+++ DATA FOR THE TASK +++

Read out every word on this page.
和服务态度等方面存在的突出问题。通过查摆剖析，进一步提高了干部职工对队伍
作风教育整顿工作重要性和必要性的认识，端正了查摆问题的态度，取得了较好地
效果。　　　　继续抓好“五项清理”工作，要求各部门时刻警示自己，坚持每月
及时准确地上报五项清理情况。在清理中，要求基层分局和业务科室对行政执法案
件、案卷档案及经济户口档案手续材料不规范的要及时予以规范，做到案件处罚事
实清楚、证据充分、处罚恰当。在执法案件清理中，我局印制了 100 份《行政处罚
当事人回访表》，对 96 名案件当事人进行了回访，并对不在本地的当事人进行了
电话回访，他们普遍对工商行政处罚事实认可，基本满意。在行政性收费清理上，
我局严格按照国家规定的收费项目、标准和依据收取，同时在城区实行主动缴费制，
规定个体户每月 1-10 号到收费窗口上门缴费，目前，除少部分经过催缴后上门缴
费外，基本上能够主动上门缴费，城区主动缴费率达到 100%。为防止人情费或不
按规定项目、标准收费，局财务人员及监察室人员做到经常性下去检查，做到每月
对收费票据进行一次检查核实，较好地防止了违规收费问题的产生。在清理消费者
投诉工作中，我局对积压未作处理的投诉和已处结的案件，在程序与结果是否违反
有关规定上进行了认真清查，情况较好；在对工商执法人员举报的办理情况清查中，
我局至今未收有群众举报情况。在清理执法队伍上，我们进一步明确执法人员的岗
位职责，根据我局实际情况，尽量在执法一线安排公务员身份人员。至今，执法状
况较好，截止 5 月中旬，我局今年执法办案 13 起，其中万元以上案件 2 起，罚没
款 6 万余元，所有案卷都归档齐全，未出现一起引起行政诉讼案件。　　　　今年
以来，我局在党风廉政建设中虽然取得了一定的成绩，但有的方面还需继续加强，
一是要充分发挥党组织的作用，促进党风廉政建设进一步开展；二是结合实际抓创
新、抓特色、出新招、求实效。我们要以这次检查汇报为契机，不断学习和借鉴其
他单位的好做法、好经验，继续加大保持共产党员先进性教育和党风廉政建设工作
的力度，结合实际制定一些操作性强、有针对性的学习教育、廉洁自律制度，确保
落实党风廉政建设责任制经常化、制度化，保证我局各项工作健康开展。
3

+++

Quote the material exactly, leaving nothing out.

Read out every word on this page.
和服务态度等方面存在的突出问题。通过查摆剖析，进一步提高了干部职工对队伍
作风教育整顿工作重要性和必要性的认识，端正了查摆问题的态度，取得了较好地
效果。　　　　继续抓好“五项清理”工作，要求各部门时刻警示自己，坚持每月
及时准确地上报五项清理情况。在清理中，要求基层分局和业务科室对行政执法案
件、案卷档案及经济户口档案手续材料不规范的要及时予以规范，做到案件处罚事
实清楚、证据充分、处罚恰当。在执法案件清理中，我局印制了 100 份《行政处罚
当事人回访表》，对 96 名案件当事人进行了回访，并对不在本地的当事人进行了
电话回访，他们普遍对工商行政处罚事实认可，基本满意。在行政性收费清理上，
我局严格按照国家规定的收费项目、标准和依据收取，同时在城区实行主动缴费制，
规定个体户每月 1-10 号到收费窗口上门缴费，目前，除少部分经过催缴后上门缴
费外，基本上能够主动上门缴费，城区主动缴费率达到 100%。为防止人情费或不
按规定项目、标准收费，局财务人员及监察室人员做到经常性下去检查，做到每月
对收费票据进行一次检查核实，较好地防止了违规收费问题的产生。在清理消费者
投诉工作中，我局对积压未作处理的投诉和已处结的案件，在程序与结果是否违反
有关规定上进行了认真清查，情况较好；在对工商执法人员举报的办理情况清查中，
我局至今未收有群众举报情况。在清理执法队伍上，我们进一步明确执法人员的岗
位职责，根据我局实际情况，尽量在执法一线安排公务员身份人员。至今，执法状
况较好，截止 5 月中旬，我局今年执法办案 13 起，其中万元以上案件 2 起，罚没
款 6 万余元，所有案卷都归档齐全，未出现一起引起行政诉讼案件。　　　　今年
以来，我局在党风廉政建设中虽然取得了一定的成绩，但有的方面还需继续加强，
一是要充分发挥党组织的作用，促进党风廉政建设进一步开展；二是结合实际抓创
新、抓特色、出新招、求实效。我们要以这次检查汇报为契机，不断学习和借鉴其
他单位的好做法、好经验，继续加大保持共产党员先进性教育和党风廉政建设工作
的力度，结合实际制定一些操作性强、有针对性的学习教育、廉洁自律制度，确保
落实党风廉政建设责任制经常化、制度化，保证我局各项工作健康开展。
3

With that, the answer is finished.